Given problem: Among the lines of this listing, determine how many contain the string "text". Answer with the number only.

-- start Listed records --

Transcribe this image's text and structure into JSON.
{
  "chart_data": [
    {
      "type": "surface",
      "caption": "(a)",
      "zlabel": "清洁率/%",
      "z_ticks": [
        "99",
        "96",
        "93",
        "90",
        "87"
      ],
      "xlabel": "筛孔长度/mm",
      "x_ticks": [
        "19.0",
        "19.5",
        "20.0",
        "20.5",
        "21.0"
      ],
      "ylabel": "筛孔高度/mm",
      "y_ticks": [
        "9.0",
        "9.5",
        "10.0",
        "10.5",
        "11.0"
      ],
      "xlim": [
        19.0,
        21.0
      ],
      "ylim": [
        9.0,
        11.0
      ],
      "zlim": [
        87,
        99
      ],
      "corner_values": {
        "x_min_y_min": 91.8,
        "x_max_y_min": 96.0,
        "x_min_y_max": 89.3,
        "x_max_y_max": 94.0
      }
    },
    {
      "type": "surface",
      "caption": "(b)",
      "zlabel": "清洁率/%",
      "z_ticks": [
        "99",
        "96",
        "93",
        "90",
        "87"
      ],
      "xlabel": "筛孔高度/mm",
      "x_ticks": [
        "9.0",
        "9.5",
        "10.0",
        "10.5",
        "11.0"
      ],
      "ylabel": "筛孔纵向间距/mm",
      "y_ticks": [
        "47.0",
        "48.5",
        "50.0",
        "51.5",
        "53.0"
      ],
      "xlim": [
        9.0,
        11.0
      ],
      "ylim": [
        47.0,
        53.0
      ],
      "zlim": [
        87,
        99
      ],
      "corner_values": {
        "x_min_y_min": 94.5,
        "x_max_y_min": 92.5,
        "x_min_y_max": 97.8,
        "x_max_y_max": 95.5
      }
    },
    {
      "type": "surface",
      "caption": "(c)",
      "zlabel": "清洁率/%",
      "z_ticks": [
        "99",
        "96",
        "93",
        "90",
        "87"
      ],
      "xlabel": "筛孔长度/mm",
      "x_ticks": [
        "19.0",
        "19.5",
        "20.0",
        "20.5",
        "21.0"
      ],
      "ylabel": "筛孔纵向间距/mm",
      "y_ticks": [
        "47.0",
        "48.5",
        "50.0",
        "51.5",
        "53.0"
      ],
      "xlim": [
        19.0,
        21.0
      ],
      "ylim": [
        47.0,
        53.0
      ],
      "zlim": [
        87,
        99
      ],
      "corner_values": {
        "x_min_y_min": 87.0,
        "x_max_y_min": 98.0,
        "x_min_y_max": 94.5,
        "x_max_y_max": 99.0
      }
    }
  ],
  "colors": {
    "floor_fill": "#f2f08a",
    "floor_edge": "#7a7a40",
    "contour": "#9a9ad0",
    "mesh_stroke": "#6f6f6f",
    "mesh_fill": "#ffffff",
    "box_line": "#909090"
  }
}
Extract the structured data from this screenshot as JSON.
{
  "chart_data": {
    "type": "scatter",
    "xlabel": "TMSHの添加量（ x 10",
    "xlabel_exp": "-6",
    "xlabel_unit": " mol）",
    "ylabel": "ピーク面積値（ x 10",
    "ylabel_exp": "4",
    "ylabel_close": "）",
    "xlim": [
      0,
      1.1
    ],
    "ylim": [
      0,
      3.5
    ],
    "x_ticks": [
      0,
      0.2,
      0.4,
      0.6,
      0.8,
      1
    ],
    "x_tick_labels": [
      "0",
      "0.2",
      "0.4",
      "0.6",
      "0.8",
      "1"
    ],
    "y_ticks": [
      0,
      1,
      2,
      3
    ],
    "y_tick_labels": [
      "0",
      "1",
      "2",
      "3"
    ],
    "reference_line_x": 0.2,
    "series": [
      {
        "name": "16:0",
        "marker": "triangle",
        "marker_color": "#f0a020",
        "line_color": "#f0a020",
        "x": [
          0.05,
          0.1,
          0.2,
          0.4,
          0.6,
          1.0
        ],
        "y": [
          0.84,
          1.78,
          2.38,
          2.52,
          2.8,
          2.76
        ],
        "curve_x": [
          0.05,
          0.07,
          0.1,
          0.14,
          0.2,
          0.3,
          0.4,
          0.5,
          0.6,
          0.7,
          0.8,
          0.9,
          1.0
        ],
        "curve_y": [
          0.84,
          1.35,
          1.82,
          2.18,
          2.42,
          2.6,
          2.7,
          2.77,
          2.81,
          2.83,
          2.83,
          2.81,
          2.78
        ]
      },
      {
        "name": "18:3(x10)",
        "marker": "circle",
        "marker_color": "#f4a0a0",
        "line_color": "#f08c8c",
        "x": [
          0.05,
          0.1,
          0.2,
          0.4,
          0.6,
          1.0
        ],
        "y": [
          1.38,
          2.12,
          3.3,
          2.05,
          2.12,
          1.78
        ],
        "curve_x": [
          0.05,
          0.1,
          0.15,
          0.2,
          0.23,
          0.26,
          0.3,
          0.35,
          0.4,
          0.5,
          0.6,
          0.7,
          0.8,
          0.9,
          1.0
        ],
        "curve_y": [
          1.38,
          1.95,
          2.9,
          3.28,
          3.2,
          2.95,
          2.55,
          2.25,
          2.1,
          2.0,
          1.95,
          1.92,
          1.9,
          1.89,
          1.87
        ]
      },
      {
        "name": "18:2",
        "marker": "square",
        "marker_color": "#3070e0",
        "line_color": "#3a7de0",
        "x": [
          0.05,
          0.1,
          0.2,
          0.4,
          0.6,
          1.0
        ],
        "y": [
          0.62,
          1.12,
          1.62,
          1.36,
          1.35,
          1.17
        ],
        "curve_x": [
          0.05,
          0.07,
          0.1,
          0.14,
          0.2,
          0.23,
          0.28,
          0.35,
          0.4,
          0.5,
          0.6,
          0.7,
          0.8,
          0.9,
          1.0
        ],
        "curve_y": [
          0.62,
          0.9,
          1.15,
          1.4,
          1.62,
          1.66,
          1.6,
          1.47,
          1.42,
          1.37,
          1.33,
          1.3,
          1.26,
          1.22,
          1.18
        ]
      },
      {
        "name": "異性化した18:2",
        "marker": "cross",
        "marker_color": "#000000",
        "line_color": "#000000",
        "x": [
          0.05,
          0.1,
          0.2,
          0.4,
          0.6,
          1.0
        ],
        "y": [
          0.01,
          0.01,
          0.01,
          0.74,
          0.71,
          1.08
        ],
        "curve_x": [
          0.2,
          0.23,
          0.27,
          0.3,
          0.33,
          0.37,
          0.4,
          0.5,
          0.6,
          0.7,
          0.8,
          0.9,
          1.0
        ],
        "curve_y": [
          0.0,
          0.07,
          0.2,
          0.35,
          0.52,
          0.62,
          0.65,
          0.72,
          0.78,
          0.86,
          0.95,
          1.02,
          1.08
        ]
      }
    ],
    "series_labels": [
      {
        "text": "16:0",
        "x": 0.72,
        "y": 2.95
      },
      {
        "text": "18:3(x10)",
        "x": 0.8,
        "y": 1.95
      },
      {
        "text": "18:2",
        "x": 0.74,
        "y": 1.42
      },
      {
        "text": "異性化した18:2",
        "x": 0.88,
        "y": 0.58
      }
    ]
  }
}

-- end Listed records --

The answer: 5